> _Goal_: Only the pictures stay out; every record is to be quoted exactly.

══ Provided data ══

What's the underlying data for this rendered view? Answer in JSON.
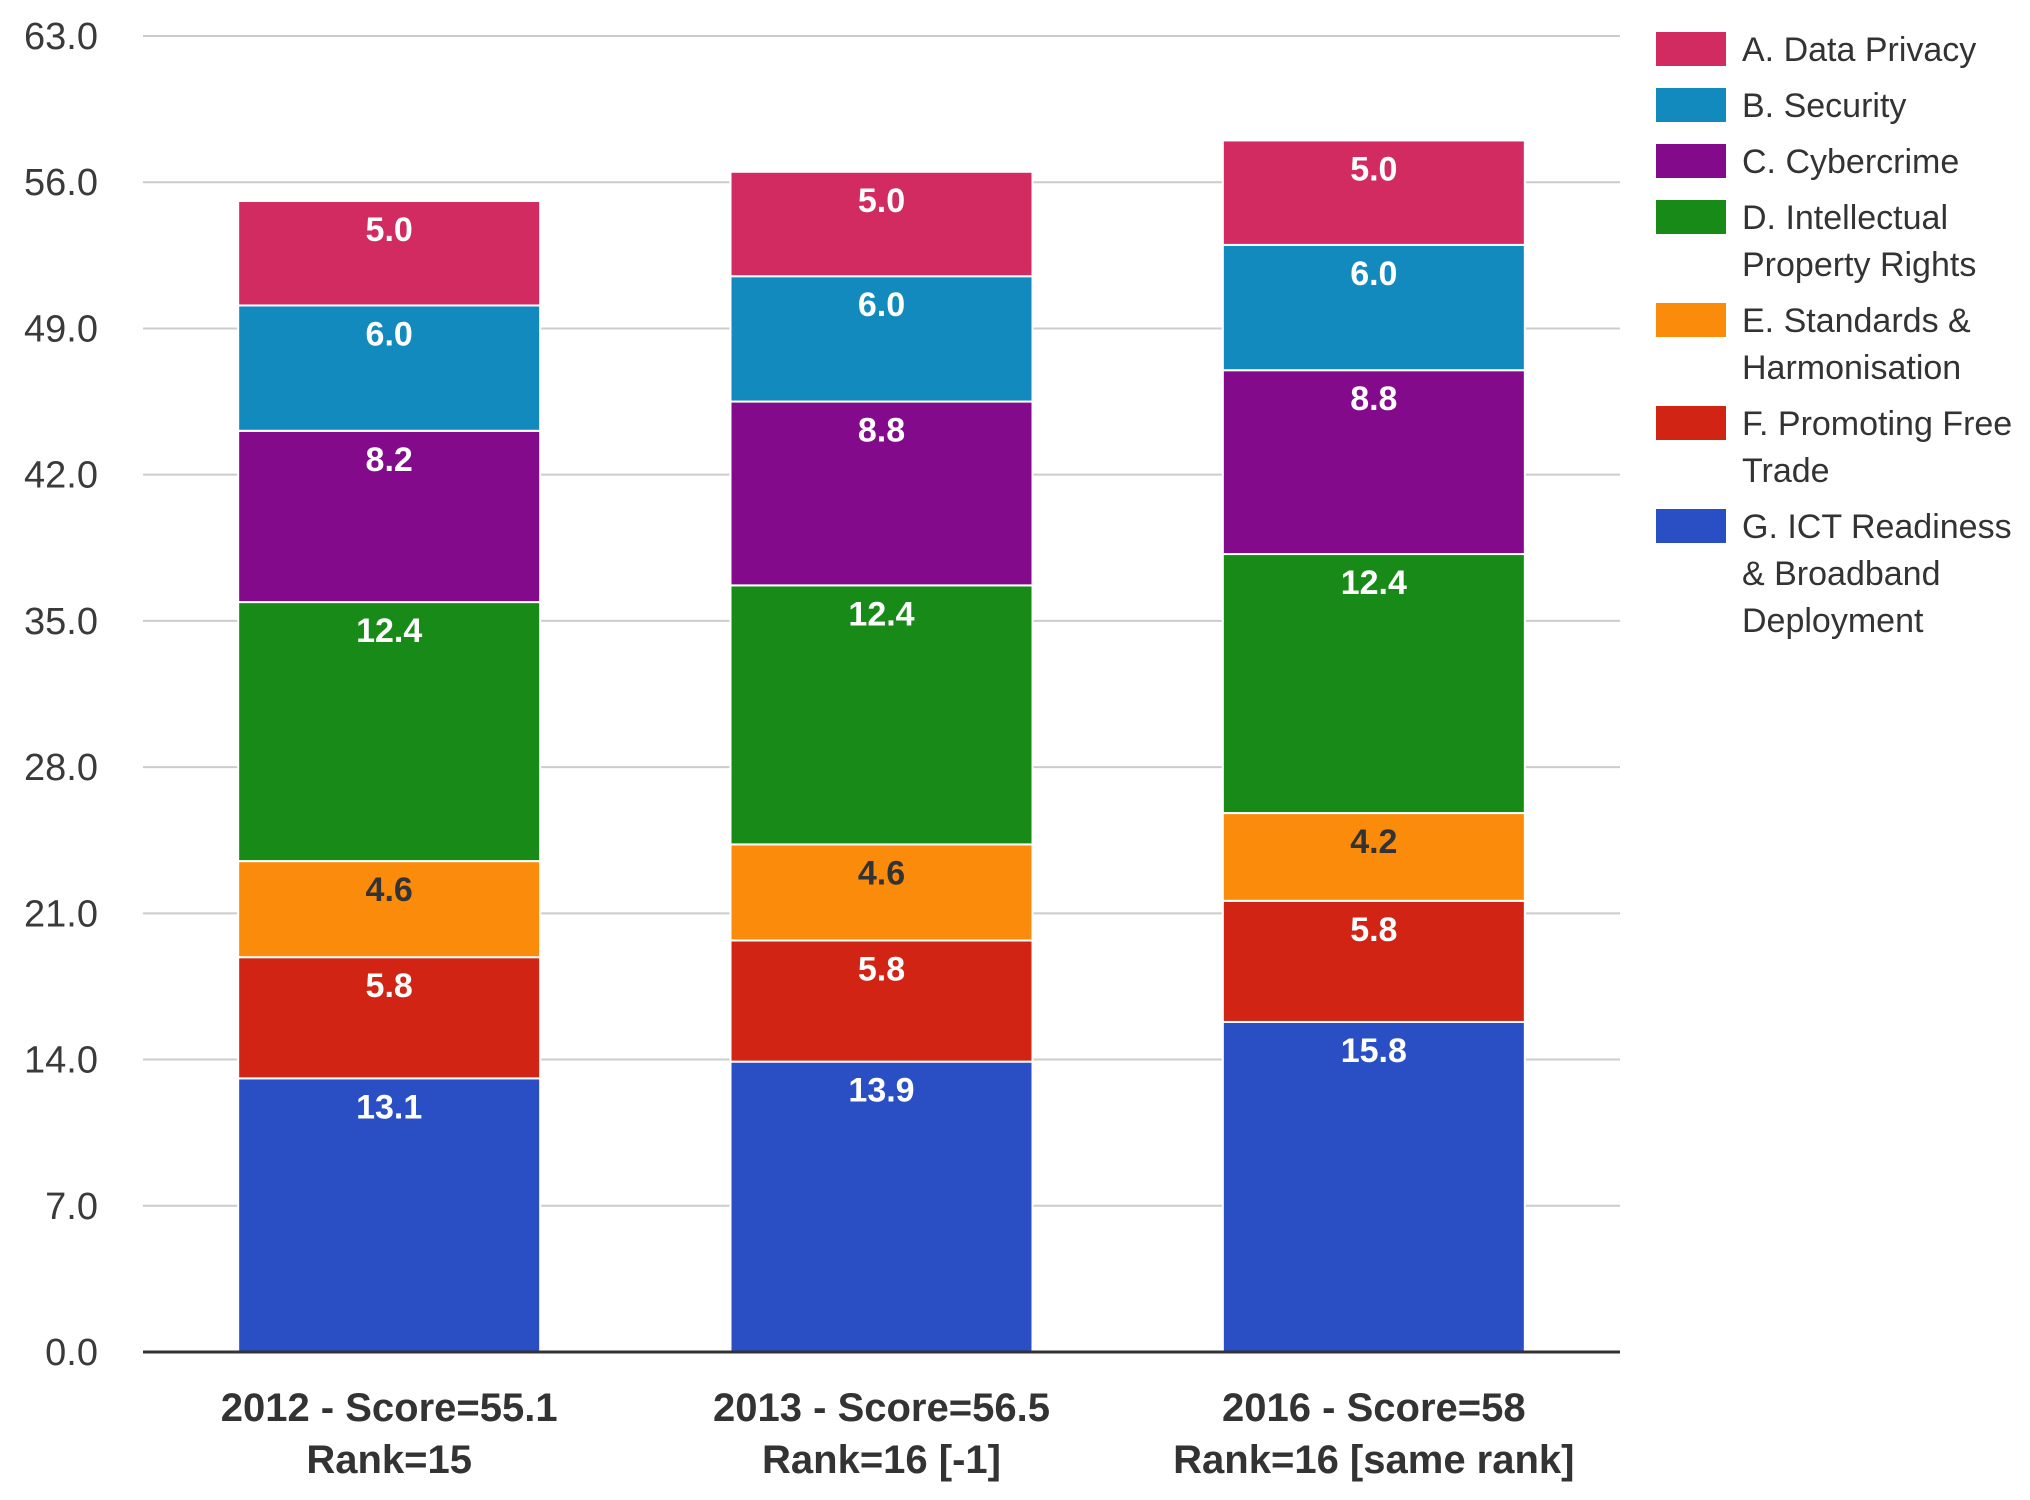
{
  "chart_data": {
    "type": "bar",
    "stacked": true,
    "title": "",
    "xlabel": "",
    "ylabel": "",
    "ylim": [
      0,
      63
    ],
    "yticks": [
      "0.0",
      "7.0",
      "14.0",
      "21.0",
      "28.0",
      "35.0",
      "42.0",
      "49.0",
      "56.0",
      "63.0"
    ],
    "grid": true,
    "legend_position": "right",
    "categories": [
      [
        "2012 - Score=55.1",
        "Rank=15"
      ],
      [
        "2013 - Score=56.5",
        "Rank=16 [-1]"
      ],
      [
        "2016 - Score=58",
        "Rank=16 [same rank]"
      ]
    ],
    "series": [
      {
        "name": "G. ICT Readiness & Broadband Deployment",
        "legend_lines": [
          "G. ICT Readiness",
          "& Broadband",
          "Deployment"
        ],
        "color": "#2a4fc4",
        "label_color": "#ffffff",
        "values": [
          13.1,
          13.9,
          15.8
        ],
        "labels": [
          "13.1",
          "13.9",
          "15.8"
        ]
      },
      {
        "name": "F. Promoting Free Trade",
        "legend_lines": [
          "F. Promoting Free",
          "Trade"
        ],
        "color": "#d12414",
        "label_color": "#ffffff",
        "values": [
          5.8,
          5.8,
          5.8
        ],
        "labels": [
          "5.8",
          "5.8",
          "5.8"
        ]
      },
      {
        "name": "E. Standards & Harmonisation",
        "legend_lines": [
          "E. Standards &",
          "Harmonisation"
        ],
        "color": "#fb8b0b",
        "label_color": "#333333",
        "values": [
          4.6,
          4.6,
          4.2
        ],
        "labels": [
          "4.6",
          "4.6",
          "4.2"
        ]
      },
      {
        "name": "D. Intellectual Property Rights",
        "legend_lines": [
          "D. Intellectual",
          "Property Rights"
        ],
        "color": "#178a17",
        "label_color": "#ffffff",
        "values": [
          12.4,
          12.4,
          12.4
        ],
        "labels": [
          "12.4",
          "12.4",
          "12.4"
        ]
      },
      {
        "name": "C. Cybercrime",
        "legend_lines": [
          "C. Cybercrime"
        ],
        "color": "#830a8a",
        "label_color": "#ffffff",
        "values": [
          8.2,
          8.8,
          8.8
        ],
        "labels": [
          "8.2",
          "8.8",
          "8.8"
        ]
      },
      {
        "name": "B. Security",
        "legend_lines": [
          "B. Security"
        ],
        "color": "#128abe",
        "label_color": "#ffffff",
        "values": [
          6.0,
          6.0,
          6.0
        ],
        "labels": [
          "6.0",
          "6.0",
          "6.0"
        ]
      },
      {
        "name": "A. Data Privacy",
        "legend_lines": [
          "A. Data Privacy"
        ],
        "color": "#d12b62",
        "label_color": "#ffffff",
        "values": [
          5.0,
          5.0,
          5.0
        ],
        "labels": [
          "5.0",
          "5.0",
          "5.0"
        ]
      }
    ],
    "legend_order": [
      "A. Data Privacy",
      "B. Security",
      "C. Cybercrime",
      "D. Intellectual Property Rights",
      "E. Standards & Harmonisation",
      "F. Promoting Free Trade",
      "G. ICT Readiness & Broadband Deployment"
    ],
    "colors": {
      "grid": "#cccccc",
      "axis": "#333333"
    }
  }
}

═══

> _Solution below_:
What's the underlying data for this rendered view? Answer in JSON.
{
  "chart_data": {
    "type": "bar",
    "stacked": true,
    "title": "",
    "xlabel": "",
    "ylabel": "",
    "ylim": [
      0,
      63
    ],
    "yticks": [
      "0.0",
      "7.0",
      "14.0",
      "21.0",
      "28.0",
      "35.0",
      "42.0",
      "49.0",
      "56.0",
      "63.0"
    ],
    "grid": true,
    "legend_position": "right",
    "categories": [
      [
        "2012 - Score=55.1",
        "Rank=15"
      ],
      [
        "2013 - Score=56.5",
        "Rank=16 [-1]"
      ],
      [
        "2016 - Score=58",
        "Rank=16 [same rank]"
      ]
    ],
    "series": [
      {
        "name": "G. ICT Readiness & Broadband Deployment",
        "legend_lines": [
          "G. ICT Readiness",
          "& Broadband",
          "Deployment"
        ],
        "color": "#2a4fc4",
        "label_color": "#ffffff",
        "values": [
          13.1,
          13.9,
          15.8
        ],
        "labels": [
          "13.1",
          "13.9",
          "15.8"
        ]
      },
      {
        "name": "F. Promoting Free Trade",
        "legend_lines": [
          "F. Promoting Free",
          "Trade"
        ],
        "color": "#d12414",
        "label_color": "#ffffff",
        "values": [
          5.8,
          5.8,
          5.8
        ],
        "labels": [
          "5.8",
          "5.8",
          "5.8"
        ]
      },
      {
        "name": "E. Standards & Harmonisation",
        "legend_lines": [
          "E. Standards &",
          "Harmonisation"
        ],
        "color": "#fb8b0b",
        "label_color": "#333333",
        "values": [
          4.6,
          4.6,
          4.2
        ],
        "labels": [
          "4.6",
          "4.6",
          "4.2"
        ]
      },
      {
        "name": "D. Intellectual Property Rights",
        "legend_lines": [
          "D. Intellectual",
          "Property Rights"
        ],
        "color": "#178a17",
        "label_color": "#ffffff",
        "values": [
          12.4,
          12.4,
          12.4
        ],
        "labels": [
          "12.4",
          "12.4",
          "12.4"
        ]
      },
      {
        "name": "C. Cybercrime",
        "legend_lines": [
          "C. Cybercrime"
        ],
        "color": "#830a8a",
        "label_color": "#ffffff",
        "values": [
          8.2,
          8.8,
          8.8
        ],
        "labels": [
          "8.2",
          "8.8",
          "8.8"
        ]
      },
      {
        "name": "B. Security",
        "legend_lines": [
          "B. Security"
        ],
        "color": "#128abe",
        "label_color": "#ffffff",
        "values": [
          6.0,
          6.0,
          6.0
        ],
        "labels": [
          "6.0",
          "6.0",
          "6.0"
        ]
      },
      {
        "name": "A. Data Privacy",
        "legend_lines": [
          "A. Data Privacy"
        ],
        "color": "#d12b62",
        "label_color": "#ffffff",
        "values": [
          5.0,
          5.0,
          5.0
        ],
        "labels": [
          "5.0",
          "5.0",
          "5.0"
        ]
      }
    ],
    "legend_order": [
      "A. Data Privacy",
      "B. Security",
      "C. Cybercrime",
      "D. Intellectual Property Rights",
      "E. Standards & Harmonisation",
      "F. Promoting Free Trade",
      "G. ICT Readiness & Broadband Deployment"
    ],
    "colors": {
      "grid": "#cccccc",
      "axis": "#333333"
    }
  }
}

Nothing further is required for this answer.